Leave out the pictures and copy each record below exactly.

[Dataset items]
========================
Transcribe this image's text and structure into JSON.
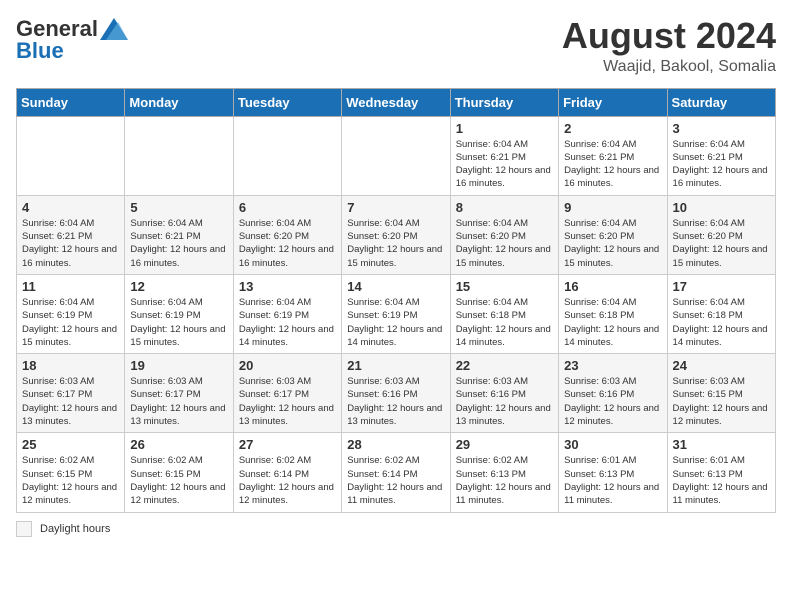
{
  "header": {
    "logo_general": "General",
    "logo_blue": "Blue",
    "month_year": "August 2024",
    "location": "Waajid, Bakool, Somalia"
  },
  "weekdays": [
    "Sunday",
    "Monday",
    "Tuesday",
    "Wednesday",
    "Thursday",
    "Friday",
    "Saturday"
  ],
  "footer": {
    "daylight_label": "Daylight hours"
  },
  "weeks": [
    [
      {
        "day": "",
        "info": ""
      },
      {
        "day": "",
        "info": ""
      },
      {
        "day": "",
        "info": ""
      },
      {
        "day": "",
        "info": ""
      },
      {
        "day": "1",
        "info": "Sunrise: 6:04 AM\nSunset: 6:21 PM\nDaylight: 12 hours\nand 16 minutes."
      },
      {
        "day": "2",
        "info": "Sunrise: 6:04 AM\nSunset: 6:21 PM\nDaylight: 12 hours\nand 16 minutes."
      },
      {
        "day": "3",
        "info": "Sunrise: 6:04 AM\nSunset: 6:21 PM\nDaylight: 12 hours\nand 16 minutes."
      }
    ],
    [
      {
        "day": "4",
        "info": "Sunrise: 6:04 AM\nSunset: 6:21 PM\nDaylight: 12 hours\nand 16 minutes."
      },
      {
        "day": "5",
        "info": "Sunrise: 6:04 AM\nSunset: 6:21 PM\nDaylight: 12 hours\nand 16 minutes."
      },
      {
        "day": "6",
        "info": "Sunrise: 6:04 AM\nSunset: 6:20 PM\nDaylight: 12 hours\nand 16 minutes."
      },
      {
        "day": "7",
        "info": "Sunrise: 6:04 AM\nSunset: 6:20 PM\nDaylight: 12 hours\nand 15 minutes."
      },
      {
        "day": "8",
        "info": "Sunrise: 6:04 AM\nSunset: 6:20 PM\nDaylight: 12 hours\nand 15 minutes."
      },
      {
        "day": "9",
        "info": "Sunrise: 6:04 AM\nSunset: 6:20 PM\nDaylight: 12 hours\nand 15 minutes."
      },
      {
        "day": "10",
        "info": "Sunrise: 6:04 AM\nSunset: 6:20 PM\nDaylight: 12 hours\nand 15 minutes."
      }
    ],
    [
      {
        "day": "11",
        "info": "Sunrise: 6:04 AM\nSunset: 6:19 PM\nDaylight: 12 hours\nand 15 minutes."
      },
      {
        "day": "12",
        "info": "Sunrise: 6:04 AM\nSunset: 6:19 PM\nDaylight: 12 hours\nand 15 minutes."
      },
      {
        "day": "13",
        "info": "Sunrise: 6:04 AM\nSunset: 6:19 PM\nDaylight: 12 hours\nand 14 minutes."
      },
      {
        "day": "14",
        "info": "Sunrise: 6:04 AM\nSunset: 6:19 PM\nDaylight: 12 hours\nand 14 minutes."
      },
      {
        "day": "15",
        "info": "Sunrise: 6:04 AM\nSunset: 6:18 PM\nDaylight: 12 hours\nand 14 minutes."
      },
      {
        "day": "16",
        "info": "Sunrise: 6:04 AM\nSunset: 6:18 PM\nDaylight: 12 hours\nand 14 minutes."
      },
      {
        "day": "17",
        "info": "Sunrise: 6:04 AM\nSunset: 6:18 PM\nDaylight: 12 hours\nand 14 minutes."
      }
    ],
    [
      {
        "day": "18",
        "info": "Sunrise: 6:03 AM\nSunset: 6:17 PM\nDaylight: 12 hours\nand 13 minutes."
      },
      {
        "day": "19",
        "info": "Sunrise: 6:03 AM\nSunset: 6:17 PM\nDaylight: 12 hours\nand 13 minutes."
      },
      {
        "day": "20",
        "info": "Sunrise: 6:03 AM\nSunset: 6:17 PM\nDaylight: 12 hours\nand 13 minutes."
      },
      {
        "day": "21",
        "info": "Sunrise: 6:03 AM\nSunset: 6:16 PM\nDaylight: 12 hours\nand 13 minutes."
      },
      {
        "day": "22",
        "info": "Sunrise: 6:03 AM\nSunset: 6:16 PM\nDaylight: 12 hours\nand 13 minutes."
      },
      {
        "day": "23",
        "info": "Sunrise: 6:03 AM\nSunset: 6:16 PM\nDaylight: 12 hours\nand 12 minutes."
      },
      {
        "day": "24",
        "info": "Sunrise: 6:03 AM\nSunset: 6:15 PM\nDaylight: 12 hours\nand 12 minutes."
      }
    ],
    [
      {
        "day": "25",
        "info": "Sunrise: 6:02 AM\nSunset: 6:15 PM\nDaylight: 12 hours\nand 12 minutes."
      },
      {
        "day": "26",
        "info": "Sunrise: 6:02 AM\nSunset: 6:15 PM\nDaylight: 12 hours\nand 12 minutes."
      },
      {
        "day": "27",
        "info": "Sunrise: 6:02 AM\nSunset: 6:14 PM\nDaylight: 12 hours\nand 12 minutes."
      },
      {
        "day": "28",
        "info": "Sunrise: 6:02 AM\nSunset: 6:14 PM\nDaylight: 12 hours\nand 11 minutes."
      },
      {
        "day": "29",
        "info": "Sunrise: 6:02 AM\nSunset: 6:13 PM\nDaylight: 12 hours\nand 11 minutes."
      },
      {
        "day": "30",
        "info": "Sunrise: 6:01 AM\nSunset: 6:13 PM\nDaylight: 12 hours\nand 11 minutes."
      },
      {
        "day": "31",
        "info": "Sunrise: 6:01 AM\nSunset: 6:13 PM\nDaylight: 12 hours\nand 11 minutes."
      }
    ]
  ]
}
========================
**Final result**
Transcribe this image's text and structure into JSON.
{
  "header": {
    "logo_general": "General",
    "logo_blue": "Blue",
    "month_year": "August 2024",
    "location": "Waajid, Bakool, Somalia"
  },
  "weekdays": [
    "Sunday",
    "Monday",
    "Tuesday",
    "Wednesday",
    "Thursday",
    "Friday",
    "Saturday"
  ],
  "footer": {
    "daylight_label": "Daylight hours"
  },
  "weeks": [
    [
      {
        "day": "",
        "info": ""
      },
      {
        "day": "",
        "info": ""
      },
      {
        "day": "",
        "info": ""
      },
      {
        "day": "",
        "info": ""
      },
      {
        "day": "1",
        "info": "Sunrise: 6:04 AM\nSunset: 6:21 PM\nDaylight: 12 hours\nand 16 minutes."
      },
      {
        "day": "2",
        "info": "Sunrise: 6:04 AM\nSunset: 6:21 PM\nDaylight: 12 hours\nand 16 minutes."
      },
      {
        "day": "3",
        "info": "Sunrise: 6:04 AM\nSunset: 6:21 PM\nDaylight: 12 hours\nand 16 minutes."
      }
    ],
    [
      {
        "day": "4",
        "info": "Sunrise: 6:04 AM\nSunset: 6:21 PM\nDaylight: 12 hours\nand 16 minutes."
      },
      {
        "day": "5",
        "info": "Sunrise: 6:04 AM\nSunset: 6:21 PM\nDaylight: 12 hours\nand 16 minutes."
      },
      {
        "day": "6",
        "info": "Sunrise: 6:04 AM\nSunset: 6:20 PM\nDaylight: 12 hours\nand 16 minutes."
      },
      {
        "day": "7",
        "info": "Sunrise: 6:04 AM\nSunset: 6:20 PM\nDaylight: 12 hours\nand 15 minutes."
      },
      {
        "day": "8",
        "info": "Sunrise: 6:04 AM\nSunset: 6:20 PM\nDaylight: 12 hours\nand 15 minutes."
      },
      {
        "day": "9",
        "info": "Sunrise: 6:04 AM\nSunset: 6:20 PM\nDaylight: 12 hours\nand 15 minutes."
      },
      {
        "day": "10",
        "info": "Sunrise: 6:04 AM\nSunset: 6:20 PM\nDaylight: 12 hours\nand 15 minutes."
      }
    ],
    [
      {
        "day": "11",
        "info": "Sunrise: 6:04 AM\nSunset: 6:19 PM\nDaylight: 12 hours\nand 15 minutes."
      },
      {
        "day": "12",
        "info": "Sunrise: 6:04 AM\nSunset: 6:19 PM\nDaylight: 12 hours\nand 15 minutes."
      },
      {
        "day": "13",
        "info": "Sunrise: 6:04 AM\nSunset: 6:19 PM\nDaylight: 12 hours\nand 14 minutes."
      },
      {
        "day": "14",
        "info": "Sunrise: 6:04 AM\nSunset: 6:19 PM\nDaylight: 12 hours\nand 14 minutes."
      },
      {
        "day": "15",
        "info": "Sunrise: 6:04 AM\nSunset: 6:18 PM\nDaylight: 12 hours\nand 14 minutes."
      },
      {
        "day": "16",
        "info": "Sunrise: 6:04 AM\nSunset: 6:18 PM\nDaylight: 12 hours\nand 14 minutes."
      },
      {
        "day": "17",
        "info": "Sunrise: 6:04 AM\nSunset: 6:18 PM\nDaylight: 12 hours\nand 14 minutes."
      }
    ],
    [
      {
        "day": "18",
        "info": "Sunrise: 6:03 AM\nSunset: 6:17 PM\nDaylight: 12 hours\nand 13 minutes."
      },
      {
        "day": "19",
        "info": "Sunrise: 6:03 AM\nSunset: 6:17 PM\nDaylight: 12 hours\nand 13 minutes."
      },
      {
        "day": "20",
        "info": "Sunrise: 6:03 AM\nSunset: 6:17 PM\nDaylight: 12 hours\nand 13 minutes."
      },
      {
        "day": "21",
        "info": "Sunrise: 6:03 AM\nSunset: 6:16 PM\nDaylight: 12 hours\nand 13 minutes."
      },
      {
        "day": "22",
        "info": "Sunrise: 6:03 AM\nSunset: 6:16 PM\nDaylight: 12 hours\nand 13 minutes."
      },
      {
        "day": "23",
        "info": "Sunrise: 6:03 AM\nSunset: 6:16 PM\nDaylight: 12 hours\nand 12 minutes."
      },
      {
        "day": "24",
        "info": "Sunrise: 6:03 AM\nSunset: 6:15 PM\nDaylight: 12 hours\nand 12 minutes."
      }
    ],
    [
      {
        "day": "25",
        "info": "Sunrise: 6:02 AM\nSunset: 6:15 PM\nDaylight: 12 hours\nand 12 minutes."
      },
      {
        "day": "26",
        "info": "Sunrise: 6:02 AM\nSunset: 6:15 PM\nDaylight: 12 hours\nand 12 minutes."
      },
      {
        "day": "27",
        "info": "Sunrise: 6:02 AM\nSunset: 6:14 PM\nDaylight: 12 hours\nand 12 minutes."
      },
      {
        "day": "28",
        "info": "Sunrise: 6:02 AM\nSunset: 6:14 PM\nDaylight: 12 hours\nand 11 minutes."
      },
      {
        "day": "29",
        "info": "Sunrise: 6:02 AM\nSunset: 6:13 PM\nDaylight: 12 hours\nand 11 minutes."
      },
      {
        "day": "30",
        "info": "Sunrise: 6:01 AM\nSunset: 6:13 PM\nDaylight: 12 hours\nand 11 minutes."
      },
      {
        "day": "31",
        "info": "Sunrise: 6:01 AM\nSunset: 6:13 PM\nDaylight: 12 hours\nand 11 minutes."
      }
    ]
  ]
}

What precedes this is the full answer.